=== INSTRUCTIONS TO FOLLOW ===
Compute how many lines in the entries below contain "name", and output nothing but the number.

=== INFORMATION PROVIDED ===

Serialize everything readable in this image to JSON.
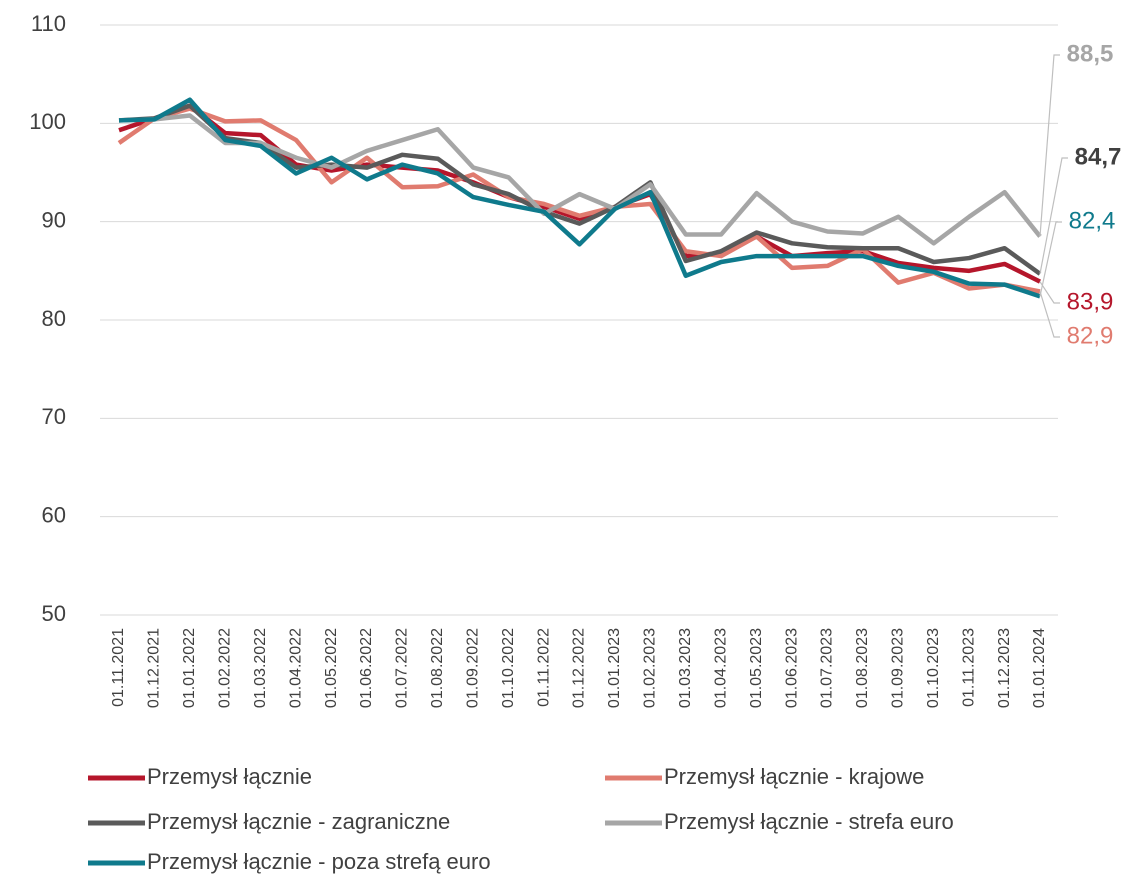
{
  "chart_data": {
    "type": "line",
    "categories": [
      "01.11.2021",
      "01.12.2021",
      "01.01.2022",
      "01.02.2022",
      "01.03.2022",
      "01.04.2022",
      "01.05.2022",
      "01.06.2022",
      "01.07.2022",
      "01.08.2022",
      "01.09.2022",
      "01.10.2022",
      "01.11.2022",
      "01.12.2022",
      "01.01.2023",
      "01.02.2023",
      "01.03.2023",
      "01.04.2023",
      "01.05.2023",
      "01.06.2023",
      "01.07.2023",
      "01.08.2023",
      "01.09.2023",
      "01.10.2023",
      "01.11.2023",
      "01.12.2023",
      "01.01.2024"
    ],
    "series": [
      {
        "name": "Przemysł łącznie",
        "color": "#b5162b",
        "values": [
          99.3,
          100.5,
          101.8,
          99.0,
          98.8,
          95.8,
          95.2,
          95.8,
          95.5,
          95.2,
          94.0,
          92.5,
          91.5,
          90.3,
          91.5,
          92.8,
          86.5,
          86.8,
          88.5,
          86.5,
          86.8,
          87.0,
          85.8,
          85.3,
          85.0,
          85.7,
          83.9
        ],
        "value_labels": [
          null,
          null,
          null,
          null,
          null,
          null,
          null,
          null,
          null,
          null,
          null,
          null,
          null,
          null,
          null,
          null,
          null,
          null,
          null,
          null,
          null,
          null,
          null,
          null,
          null,
          null,
          "83,9"
        ]
      },
      {
        "name": "Przemysł łącznie - krajowe",
        "color": "#e07b6f",
        "values": [
          98.0,
          100.5,
          101.5,
          100.2,
          100.3,
          98.3,
          94.0,
          96.5,
          93.5,
          93.6,
          94.8,
          92.5,
          91.8,
          90.6,
          91.5,
          91.8,
          87.0,
          86.5,
          88.5,
          85.3,
          85.5,
          87.2,
          83.8,
          84.8,
          83.2,
          83.6,
          82.9
        ],
        "value_labels": [
          null,
          null,
          null,
          null,
          null,
          null,
          null,
          null,
          null,
          null,
          null,
          null,
          null,
          null,
          null,
          null,
          null,
          null,
          null,
          null,
          null,
          null,
          null,
          null,
          null,
          null,
          "82,9"
        ]
      },
      {
        "name": "Przemysł łącznie - zagraniczne",
        "color": "#5a5a5a",
        "values": [
          100.3,
          100.5,
          101.8,
          98.5,
          98.0,
          95.5,
          95.8,
          95.5,
          96.8,
          96.4,
          93.8,
          92.8,
          91.0,
          89.8,
          91.5,
          94.0,
          86.0,
          87.0,
          88.9,
          87.8,
          87.4,
          87.3,
          87.3,
          85.9,
          86.3,
          87.3,
          84.7
        ],
        "value_labels": [
          null,
          null,
          null,
          null,
          null,
          null,
          null,
          null,
          null,
          null,
          null,
          null,
          null,
          null,
          null,
          null,
          null,
          null,
          null,
          null,
          null,
          null,
          null,
          null,
          null,
          null,
          "84,7"
        ]
      },
      {
        "name": "Przemysł łącznie - strefa euro",
        "color": "#a6a6a6",
        "values": [
          100.3,
          100.4,
          100.8,
          98.0,
          98.0,
          96.5,
          95.5,
          97.2,
          98.3,
          99.4,
          95.5,
          94.5,
          90.8,
          92.8,
          91.3,
          93.8,
          88.7,
          88.7,
          92.9,
          90.0,
          89.0,
          88.8,
          90.5,
          87.8,
          90.5,
          93.0,
          88.5
        ],
        "value_labels": [
          null,
          null,
          null,
          null,
          null,
          null,
          null,
          null,
          null,
          null,
          null,
          null,
          null,
          null,
          null,
          null,
          null,
          null,
          null,
          null,
          null,
          null,
          null,
          null,
          null,
          null,
          "88,5"
        ]
      },
      {
        "name": "Przemysł łącznie - poza strefą euro",
        "color": "#0f7a8c",
        "values": [
          100.3,
          100.4,
          102.4,
          98.3,
          97.7,
          94.9,
          96.5,
          94.3,
          95.8,
          94.9,
          92.5,
          91.7,
          91.0,
          87.7,
          91.3,
          93.0,
          84.5,
          85.9,
          86.5,
          86.5,
          86.5,
          86.5,
          85.5,
          84.9,
          83.7,
          83.6,
          82.4
        ],
        "value_labels": [
          null,
          null,
          null,
          null,
          null,
          null,
          null,
          null,
          null,
          null,
          null,
          null,
          null,
          null,
          null,
          null,
          null,
          null,
          null,
          null,
          null,
          null,
          null,
          null,
          null,
          null,
          "82,4"
        ]
      }
    ],
    "ylim": [
      50,
      110
    ],
    "yticks": [
      50,
      60,
      70,
      80,
      90,
      100,
      110
    ],
    "grid": true
  }
}
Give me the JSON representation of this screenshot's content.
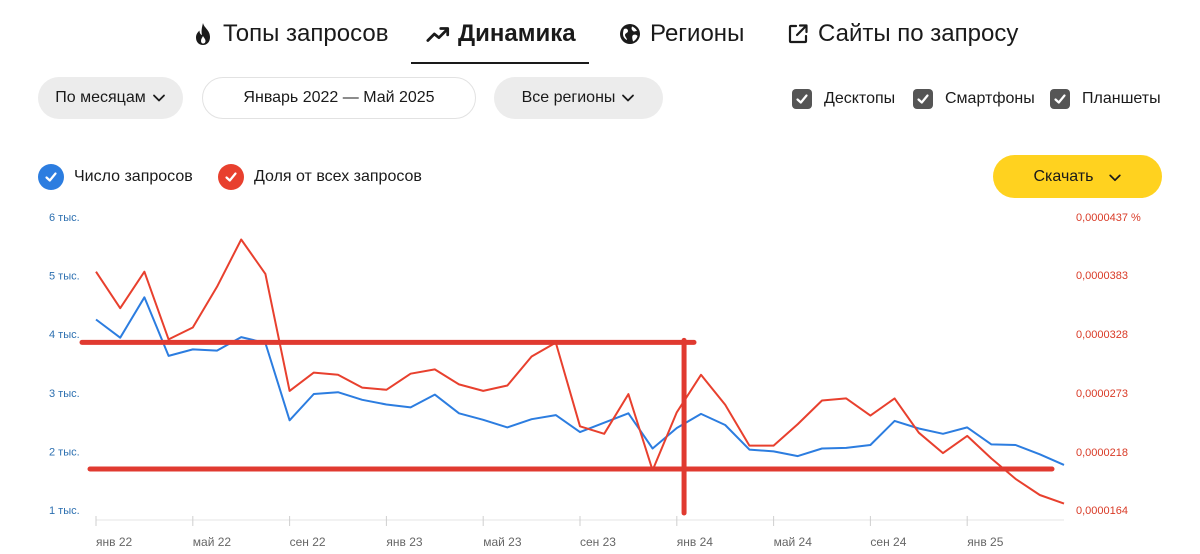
{
  "tabs": [
    {
      "label": "Топы запросов",
      "icon": "fire-icon",
      "active": false
    },
    {
      "label": "Динамика",
      "icon": "trending-up-icon",
      "active": true
    },
    {
      "label": "Регионы",
      "icon": "globe-icon",
      "active": false
    },
    {
      "label": "Сайты по запросу",
      "icon": "external-link-icon",
      "active": false
    }
  ],
  "filters": {
    "period_group": "По месяцам",
    "date_range": "Январь 2022 — Май 2025",
    "region": "Все регионы"
  },
  "devices": [
    {
      "label": "Десктопы",
      "checked": true
    },
    {
      "label": "Смартфоны",
      "checked": true
    },
    {
      "label": "Планшеты",
      "checked": true
    }
  ],
  "legend": [
    {
      "label": "Число запросов",
      "color": "#2c7de0",
      "checked": true
    },
    {
      "label": "Доля от всех запросов",
      "color": "#e8402e",
      "checked": true
    }
  ],
  "download": {
    "label": "Скачать",
    "color": "#ffd21f"
  },
  "chart_data": {
    "type": "line",
    "x_tick_labels": [
      "янв 22",
      "май 22",
      "сен 22",
      "янв 23",
      "май 23",
      "сен 23",
      "янв 24",
      "май 24",
      "сен 24",
      "янв 25"
    ],
    "x_tick_month_index": [
      0,
      4,
      8,
      12,
      16,
      20,
      24,
      28,
      32,
      36
    ],
    "months_count": 41,
    "y_left": {
      "tick_labels": [
        "1 тыс.",
        "2 тыс.",
        "3 тыс.",
        "4 тыс.",
        "5 тыс.",
        "6 тыс."
      ],
      "tick_values": [
        1000,
        2000,
        3000,
        4000,
        5000,
        6000
      ],
      "color": "#2c6fb0",
      "range": [
        1000,
        6000
      ]
    },
    "y_right": {
      "tick_labels": [
        "0,0000164",
        "0,0000218",
        "0,0000273",
        "0,0000328",
        "0,0000383",
        "0,0000437 %"
      ],
      "tick_values": [
        1.64e-05,
        2.18e-05,
        2.73e-05,
        3.28e-05,
        3.83e-05,
        4.37e-05
      ],
      "color": "#d93a26",
      "range": [
        1.64e-05,
        4.37e-05
      ]
    },
    "series": [
      {
        "name": "Число запросов",
        "axis": "left",
        "color": "#2c7de0",
        "values": [
          4250,
          3940,
          4630,
          3630,
          3740,
          3720,
          3950,
          3850,
          2530,
          2980,
          3010,
          2880,
          2800,
          2750,
          2970,
          2650,
          2540,
          2410,
          2550,
          2620,
          2330,
          2490,
          2650,
          2050,
          2400,
          2640,
          2450,
          2030,
          2000,
          1920,
          2050,
          2060,
          2110,
          2520,
          2390,
          2300,
          2410,
          2120,
          2110,
          1950,
          1770
        ]
      },
      {
        "name": "Доля от всех запросов",
        "axis": "right",
        "color": "#e8402e",
        "values": [
          3.86e-05,
          3.52e-05,
          3.86e-05,
          3.23e-05,
          3.34e-05,
          3.72e-05,
          4.16e-05,
          3.84e-05,
          2.75e-05,
          2.92e-05,
          2.9e-05,
          2.78e-05,
          2.76e-05,
          2.91e-05,
          2.95e-05,
          2.81e-05,
          2.75e-05,
          2.8e-05,
          3.07e-05,
          3.2e-05,
          2.42e-05,
          2.35e-05,
          2.72e-05,
          2.01e-05,
          2.55e-05,
          2.9e-05,
          2.62e-05,
          2.24e-05,
          2.24e-05,
          2.44e-05,
          2.66e-05,
          2.68e-05,
          2.52e-05,
          2.68e-05,
          2.36e-05,
          2.17e-05,
          2.33e-05,
          2.12e-05,
          1.93e-05,
          1.78e-05,
          1.7e-05
        ]
      }
    ],
    "annotations": {
      "color": "#e03a30",
      "hlines": [
        3860,
        1700
      ],
      "vline_month_index": 24.3
    },
    "grid": false
  }
}
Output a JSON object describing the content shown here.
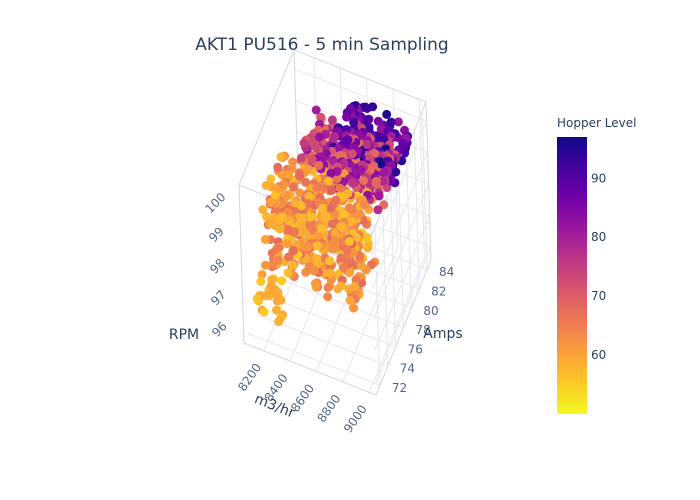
{
  "chart_data": {
    "type": "scatter3d",
    "title": "AKT1 PU516 - 5 min Sampling",
    "axes": {
      "x": {
        "label": "m3/hr",
        "range": [
          8050,
          9050
        ],
        "ticks": [
          "8200",
          "8400",
          "8600",
          "8800",
          "9000"
        ]
      },
      "y": {
        "label": "Amps",
        "range": [
          71,
          85
        ],
        "ticks": [
          "72",
          "74",
          "76",
          "78",
          "80",
          "82",
          "84"
        ]
      },
      "z": {
        "label": "RPM",
        "range": [
          95.6,
          100.6
        ],
        "ticks": [
          "96",
          "97",
          "98",
          "99",
          "100"
        ]
      }
    },
    "color": {
      "title": "Hopper Level",
      "range": [
        50,
        97
      ],
      "ticks": [
        "60",
        "70",
        "80",
        "90"
      ],
      "colorscale": [
        "#f0f921",
        "#fdca26",
        "#fb9f3a",
        "#ed7953",
        "#d8576b",
        "#bd3786",
        "#9c179e",
        "#7201a8",
        "#46039f",
        "#0d0887"
      ]
    },
    "grid": true,
    "marker_size": 9,
    "point_summary": "Dense cluster of several hundred points; flow ~8100-9000 m3/hr, amps ~72-84, RPM ~96-100.3; hopper level increases with amps and RPM."
  }
}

=== EXPECTED ANSWER ===
7